[Dataset records on visual material]
»»
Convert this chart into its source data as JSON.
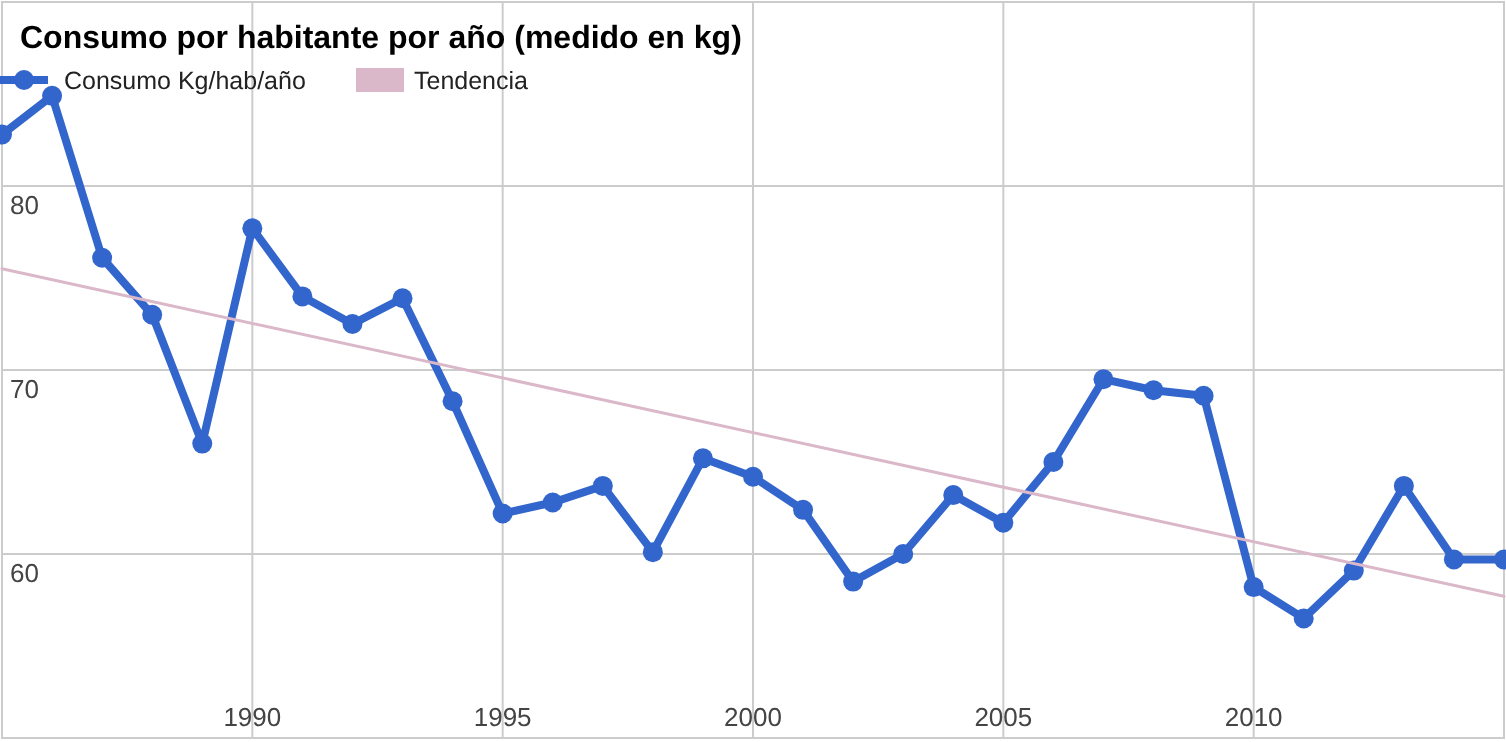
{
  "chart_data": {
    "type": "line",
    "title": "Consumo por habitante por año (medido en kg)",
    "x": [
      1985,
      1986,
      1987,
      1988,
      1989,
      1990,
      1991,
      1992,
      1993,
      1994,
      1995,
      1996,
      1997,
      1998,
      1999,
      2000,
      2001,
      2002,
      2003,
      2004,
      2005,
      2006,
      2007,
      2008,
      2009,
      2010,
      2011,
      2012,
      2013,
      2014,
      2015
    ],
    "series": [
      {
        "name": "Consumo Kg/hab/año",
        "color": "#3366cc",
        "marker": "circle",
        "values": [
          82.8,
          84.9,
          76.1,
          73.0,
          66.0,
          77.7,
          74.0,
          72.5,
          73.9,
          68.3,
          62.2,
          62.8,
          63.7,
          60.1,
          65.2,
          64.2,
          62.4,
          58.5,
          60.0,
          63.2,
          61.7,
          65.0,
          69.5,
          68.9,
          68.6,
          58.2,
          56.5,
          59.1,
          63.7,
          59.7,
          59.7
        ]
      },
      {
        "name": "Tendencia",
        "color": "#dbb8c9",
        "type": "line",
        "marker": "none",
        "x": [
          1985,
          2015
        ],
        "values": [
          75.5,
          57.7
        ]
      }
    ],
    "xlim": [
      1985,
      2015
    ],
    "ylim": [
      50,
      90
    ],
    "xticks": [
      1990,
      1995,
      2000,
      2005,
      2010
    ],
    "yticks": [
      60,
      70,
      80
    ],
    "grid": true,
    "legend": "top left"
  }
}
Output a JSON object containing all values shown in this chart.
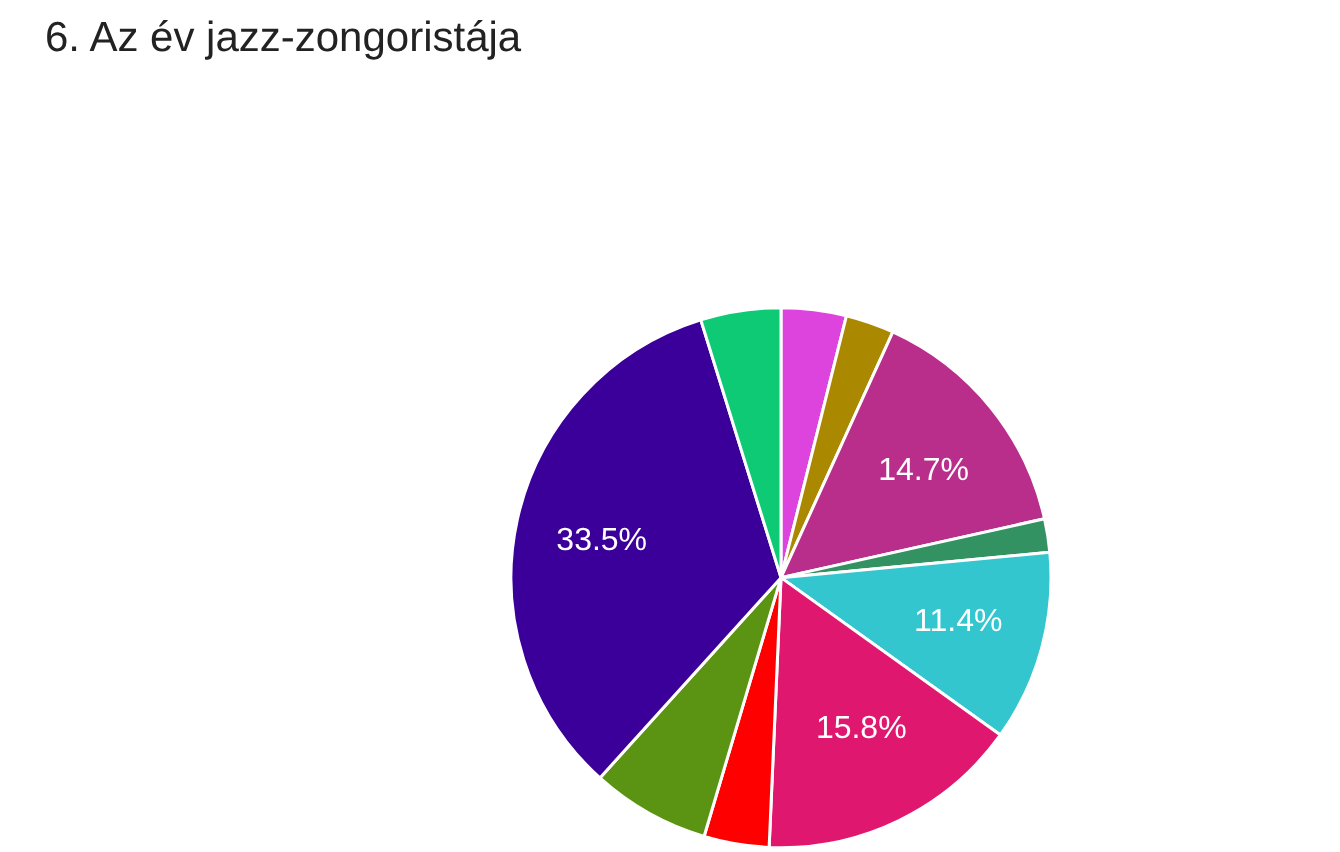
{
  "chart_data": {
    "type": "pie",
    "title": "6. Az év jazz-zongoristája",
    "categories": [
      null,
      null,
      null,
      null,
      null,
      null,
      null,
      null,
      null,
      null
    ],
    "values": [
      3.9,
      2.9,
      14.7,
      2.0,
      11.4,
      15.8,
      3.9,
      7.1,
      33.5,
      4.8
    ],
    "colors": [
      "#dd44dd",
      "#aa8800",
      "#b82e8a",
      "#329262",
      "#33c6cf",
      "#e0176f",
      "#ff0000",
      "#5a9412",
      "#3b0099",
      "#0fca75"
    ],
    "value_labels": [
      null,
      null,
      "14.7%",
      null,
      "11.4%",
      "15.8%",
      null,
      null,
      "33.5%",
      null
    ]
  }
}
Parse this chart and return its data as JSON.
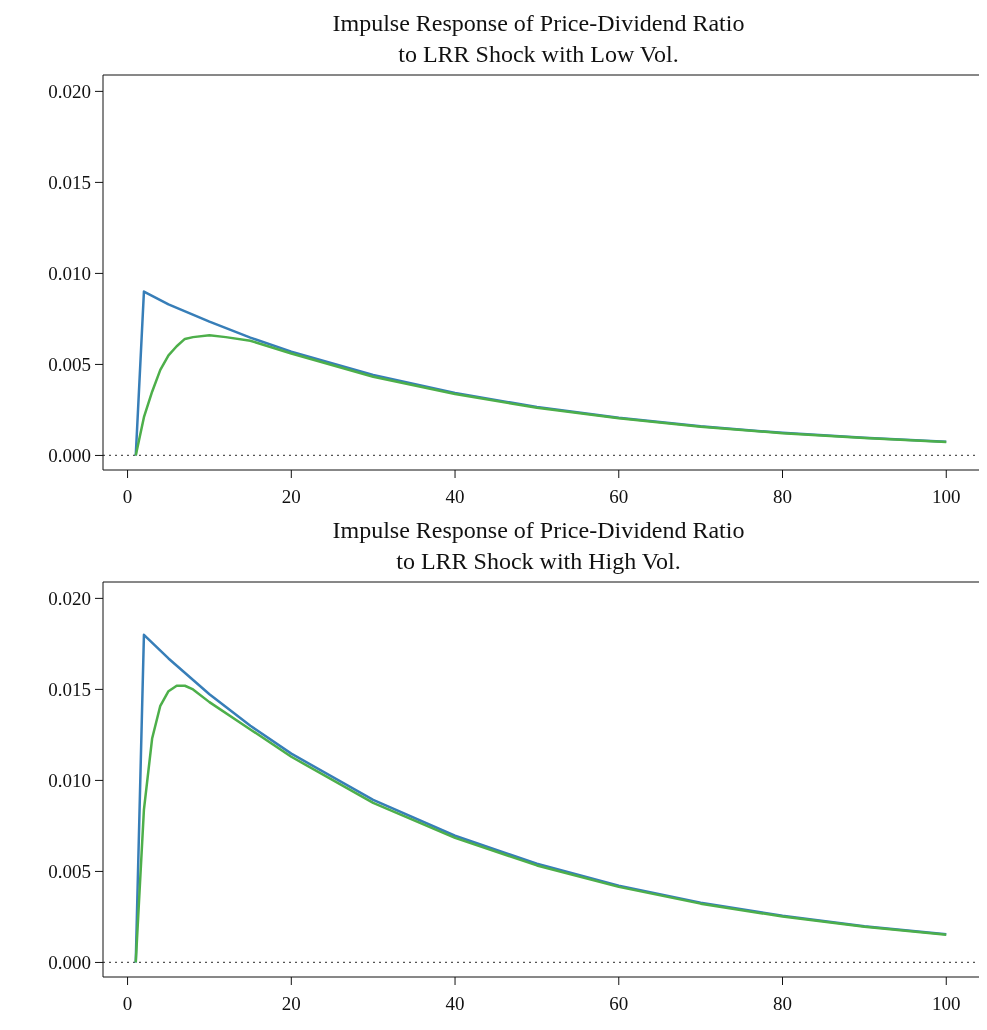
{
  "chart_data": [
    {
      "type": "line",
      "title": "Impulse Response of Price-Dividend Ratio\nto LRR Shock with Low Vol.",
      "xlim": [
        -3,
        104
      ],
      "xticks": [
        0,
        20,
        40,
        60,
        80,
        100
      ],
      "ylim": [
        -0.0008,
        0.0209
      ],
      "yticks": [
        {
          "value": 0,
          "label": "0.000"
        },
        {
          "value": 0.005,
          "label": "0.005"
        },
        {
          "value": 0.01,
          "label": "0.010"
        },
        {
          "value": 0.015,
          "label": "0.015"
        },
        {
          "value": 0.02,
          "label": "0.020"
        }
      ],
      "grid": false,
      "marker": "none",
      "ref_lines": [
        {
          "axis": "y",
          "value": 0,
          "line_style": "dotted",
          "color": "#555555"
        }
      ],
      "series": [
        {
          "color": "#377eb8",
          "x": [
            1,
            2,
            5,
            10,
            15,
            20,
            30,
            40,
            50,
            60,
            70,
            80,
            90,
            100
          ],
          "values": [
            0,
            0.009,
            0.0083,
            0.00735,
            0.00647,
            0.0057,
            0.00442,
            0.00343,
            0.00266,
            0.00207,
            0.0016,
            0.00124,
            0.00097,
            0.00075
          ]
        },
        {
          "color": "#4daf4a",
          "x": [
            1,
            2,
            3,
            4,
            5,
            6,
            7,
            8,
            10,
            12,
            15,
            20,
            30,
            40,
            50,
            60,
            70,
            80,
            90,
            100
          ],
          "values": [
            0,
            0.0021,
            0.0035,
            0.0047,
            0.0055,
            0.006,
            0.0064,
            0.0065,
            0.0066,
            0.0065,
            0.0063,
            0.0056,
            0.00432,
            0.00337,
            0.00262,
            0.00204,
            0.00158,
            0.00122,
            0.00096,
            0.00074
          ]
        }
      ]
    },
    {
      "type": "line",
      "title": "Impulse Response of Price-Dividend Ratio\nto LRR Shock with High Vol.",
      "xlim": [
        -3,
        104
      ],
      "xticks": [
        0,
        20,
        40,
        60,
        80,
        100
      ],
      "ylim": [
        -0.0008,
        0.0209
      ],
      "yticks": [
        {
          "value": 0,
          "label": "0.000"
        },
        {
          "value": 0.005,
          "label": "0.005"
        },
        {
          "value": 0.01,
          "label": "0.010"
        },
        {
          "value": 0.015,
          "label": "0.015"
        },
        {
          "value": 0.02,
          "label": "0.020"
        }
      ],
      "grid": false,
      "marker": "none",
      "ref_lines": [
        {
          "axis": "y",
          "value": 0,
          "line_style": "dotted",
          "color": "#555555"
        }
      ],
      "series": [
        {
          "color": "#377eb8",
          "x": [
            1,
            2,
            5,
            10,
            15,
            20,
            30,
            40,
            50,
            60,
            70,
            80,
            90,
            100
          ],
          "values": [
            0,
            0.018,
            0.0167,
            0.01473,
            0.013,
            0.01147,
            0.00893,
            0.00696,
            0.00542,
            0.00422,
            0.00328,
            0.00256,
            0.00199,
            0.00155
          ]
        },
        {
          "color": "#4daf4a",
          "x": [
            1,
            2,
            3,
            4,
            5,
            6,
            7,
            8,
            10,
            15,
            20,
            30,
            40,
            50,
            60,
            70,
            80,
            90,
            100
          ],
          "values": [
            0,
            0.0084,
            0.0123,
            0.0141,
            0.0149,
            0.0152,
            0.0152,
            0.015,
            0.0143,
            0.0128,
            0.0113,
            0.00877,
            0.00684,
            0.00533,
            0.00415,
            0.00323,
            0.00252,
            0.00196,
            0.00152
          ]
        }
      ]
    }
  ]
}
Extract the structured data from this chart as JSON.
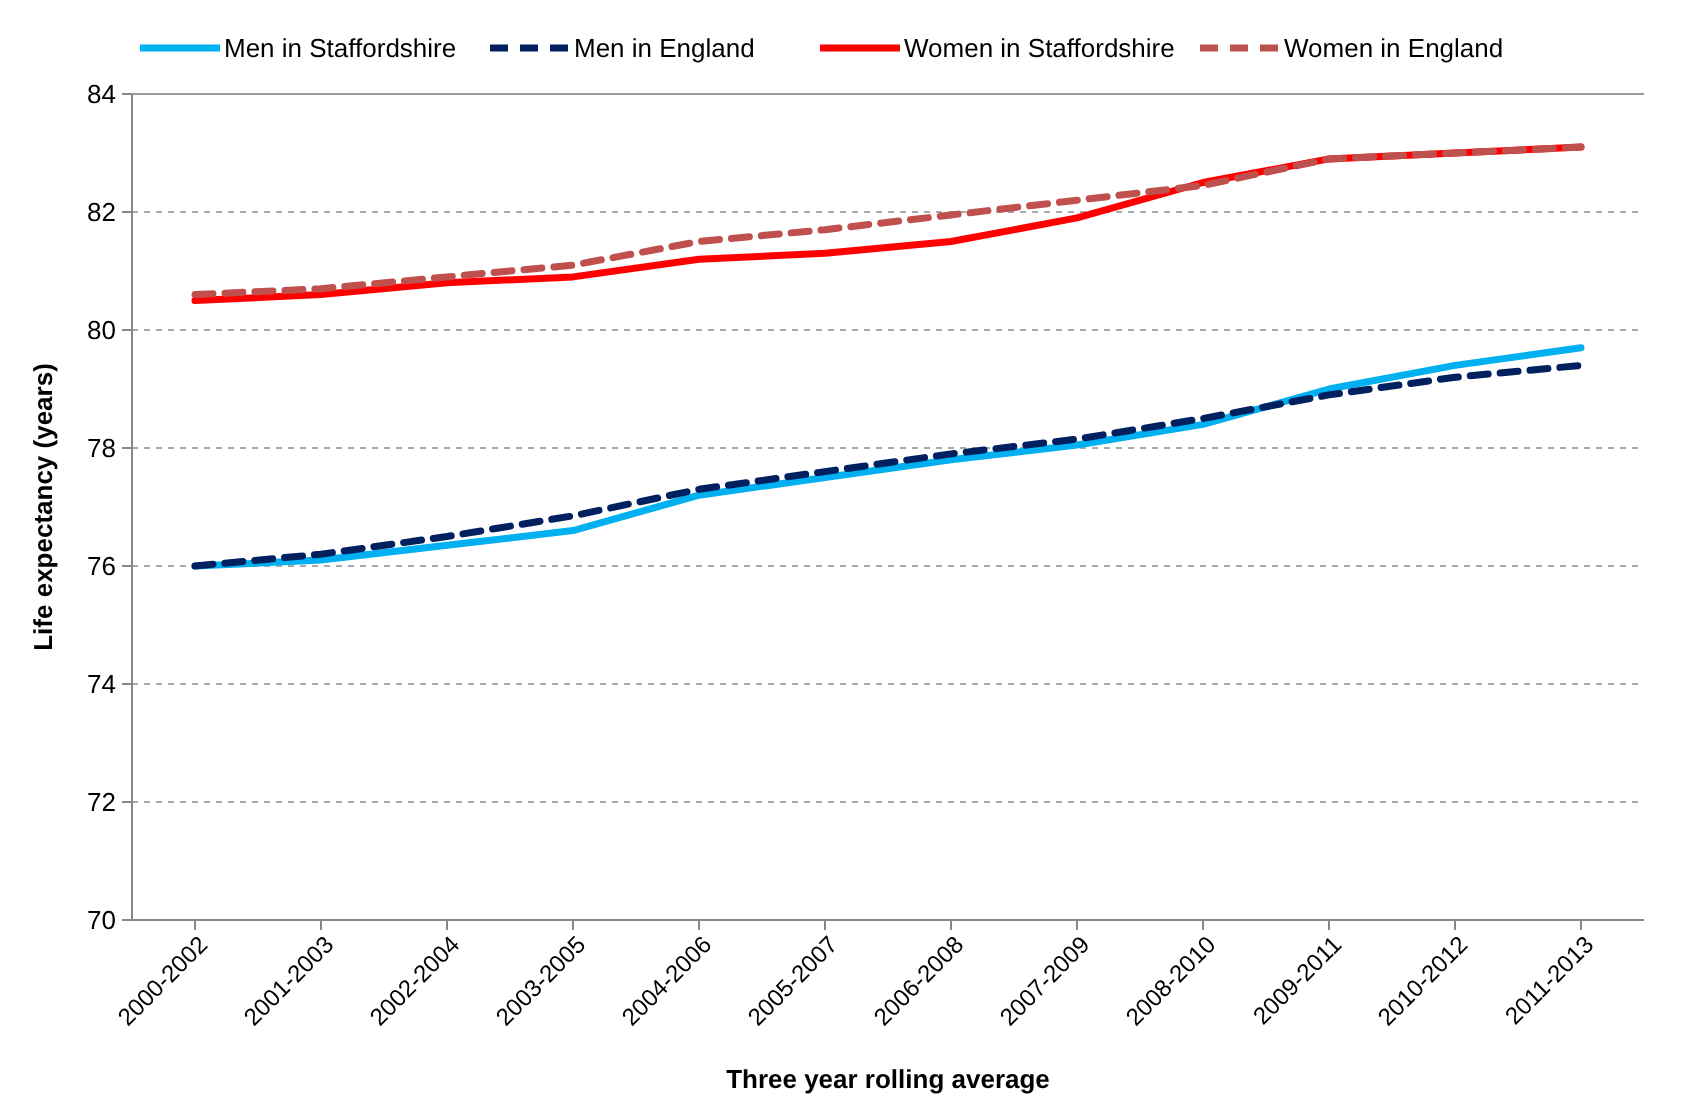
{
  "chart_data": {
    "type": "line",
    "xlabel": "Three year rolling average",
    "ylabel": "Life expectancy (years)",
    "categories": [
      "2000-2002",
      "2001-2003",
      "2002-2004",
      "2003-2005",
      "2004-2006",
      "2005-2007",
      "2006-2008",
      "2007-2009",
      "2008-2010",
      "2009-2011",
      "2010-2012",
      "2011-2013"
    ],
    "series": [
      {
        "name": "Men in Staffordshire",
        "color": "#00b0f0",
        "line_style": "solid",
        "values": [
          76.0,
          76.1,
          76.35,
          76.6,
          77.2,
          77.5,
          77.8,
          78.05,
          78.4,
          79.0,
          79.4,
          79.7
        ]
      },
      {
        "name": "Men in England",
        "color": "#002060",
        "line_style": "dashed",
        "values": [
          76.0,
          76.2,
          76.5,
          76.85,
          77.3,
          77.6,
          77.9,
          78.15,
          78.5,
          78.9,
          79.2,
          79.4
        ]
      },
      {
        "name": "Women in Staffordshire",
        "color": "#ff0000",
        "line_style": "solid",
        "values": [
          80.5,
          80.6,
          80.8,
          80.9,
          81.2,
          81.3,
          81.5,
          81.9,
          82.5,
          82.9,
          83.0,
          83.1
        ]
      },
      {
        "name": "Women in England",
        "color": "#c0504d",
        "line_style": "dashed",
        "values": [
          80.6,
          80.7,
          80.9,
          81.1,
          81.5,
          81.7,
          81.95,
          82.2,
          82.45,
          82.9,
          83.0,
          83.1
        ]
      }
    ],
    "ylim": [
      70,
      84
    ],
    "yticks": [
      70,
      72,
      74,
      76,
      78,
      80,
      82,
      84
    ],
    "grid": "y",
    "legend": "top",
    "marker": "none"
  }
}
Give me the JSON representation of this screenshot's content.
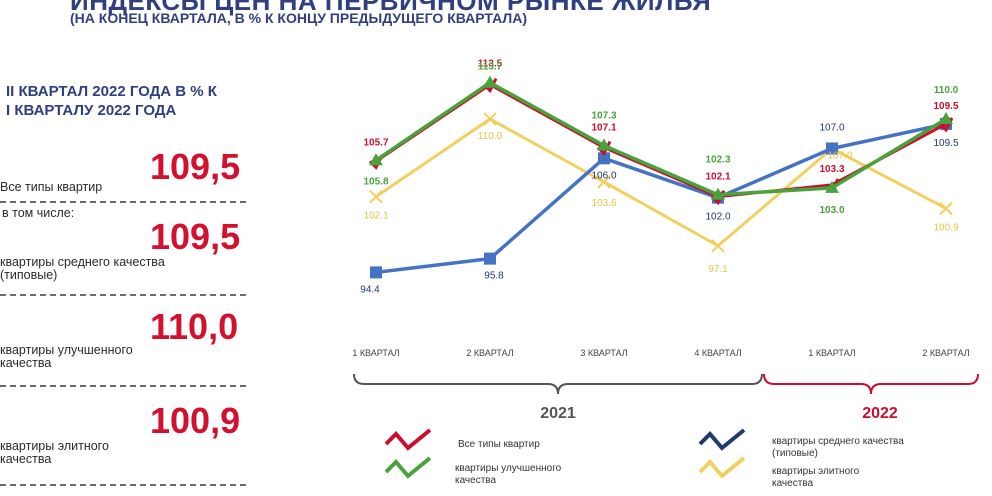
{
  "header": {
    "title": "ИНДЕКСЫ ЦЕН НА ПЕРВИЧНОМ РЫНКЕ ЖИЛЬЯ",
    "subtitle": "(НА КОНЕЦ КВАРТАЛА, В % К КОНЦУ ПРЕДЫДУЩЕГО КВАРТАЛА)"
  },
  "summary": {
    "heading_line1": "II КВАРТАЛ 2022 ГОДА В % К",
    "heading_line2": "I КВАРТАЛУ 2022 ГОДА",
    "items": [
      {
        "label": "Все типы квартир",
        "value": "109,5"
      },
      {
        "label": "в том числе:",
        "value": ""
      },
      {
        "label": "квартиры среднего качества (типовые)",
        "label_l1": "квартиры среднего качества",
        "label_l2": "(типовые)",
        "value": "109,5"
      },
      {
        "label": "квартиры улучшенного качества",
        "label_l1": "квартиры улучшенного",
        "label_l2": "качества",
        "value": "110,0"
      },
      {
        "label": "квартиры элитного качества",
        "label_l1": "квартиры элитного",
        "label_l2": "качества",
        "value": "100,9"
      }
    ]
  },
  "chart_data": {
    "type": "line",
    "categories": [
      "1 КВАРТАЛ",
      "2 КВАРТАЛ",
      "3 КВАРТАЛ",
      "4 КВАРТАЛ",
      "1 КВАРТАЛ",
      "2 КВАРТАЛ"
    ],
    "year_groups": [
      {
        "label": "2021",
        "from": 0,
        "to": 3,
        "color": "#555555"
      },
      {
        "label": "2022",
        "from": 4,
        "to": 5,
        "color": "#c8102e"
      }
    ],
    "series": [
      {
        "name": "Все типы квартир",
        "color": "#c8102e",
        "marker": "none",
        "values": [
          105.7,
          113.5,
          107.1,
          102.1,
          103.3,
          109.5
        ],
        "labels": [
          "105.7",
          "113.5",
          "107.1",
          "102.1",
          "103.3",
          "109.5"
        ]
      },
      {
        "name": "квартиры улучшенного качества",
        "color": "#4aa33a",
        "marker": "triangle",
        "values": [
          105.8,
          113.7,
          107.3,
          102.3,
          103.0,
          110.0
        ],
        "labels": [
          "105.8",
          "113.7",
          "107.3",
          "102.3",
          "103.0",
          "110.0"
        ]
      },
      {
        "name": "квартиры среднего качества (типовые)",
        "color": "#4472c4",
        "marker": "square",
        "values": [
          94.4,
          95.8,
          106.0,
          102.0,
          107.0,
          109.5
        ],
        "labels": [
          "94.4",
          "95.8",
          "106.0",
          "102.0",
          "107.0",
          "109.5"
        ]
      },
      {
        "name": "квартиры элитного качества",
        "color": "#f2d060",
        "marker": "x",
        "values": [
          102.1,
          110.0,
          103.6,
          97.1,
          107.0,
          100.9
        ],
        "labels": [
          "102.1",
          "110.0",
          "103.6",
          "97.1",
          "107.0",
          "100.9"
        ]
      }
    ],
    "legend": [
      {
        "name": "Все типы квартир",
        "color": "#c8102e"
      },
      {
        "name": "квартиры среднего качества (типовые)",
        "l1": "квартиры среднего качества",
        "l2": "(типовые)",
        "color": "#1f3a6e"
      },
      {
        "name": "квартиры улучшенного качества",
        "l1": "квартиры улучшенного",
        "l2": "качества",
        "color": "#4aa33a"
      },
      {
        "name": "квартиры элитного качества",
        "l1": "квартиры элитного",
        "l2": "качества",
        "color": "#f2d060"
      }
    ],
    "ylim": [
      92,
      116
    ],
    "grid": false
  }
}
««
§ **WHAT IS BEING ASKED**: In the listing above, find each line with the word "среднего" and copy it.

§ **TASK OUTPUT**:
        "label": "квартиры среднего качества (типовые)",
        "label_l1": "квартиры среднего качества",
        "name": "квартиры среднего качества (типовые)",
        "name": "квартиры среднего качества (типовые)",
        "l1": "квартиры среднего качества",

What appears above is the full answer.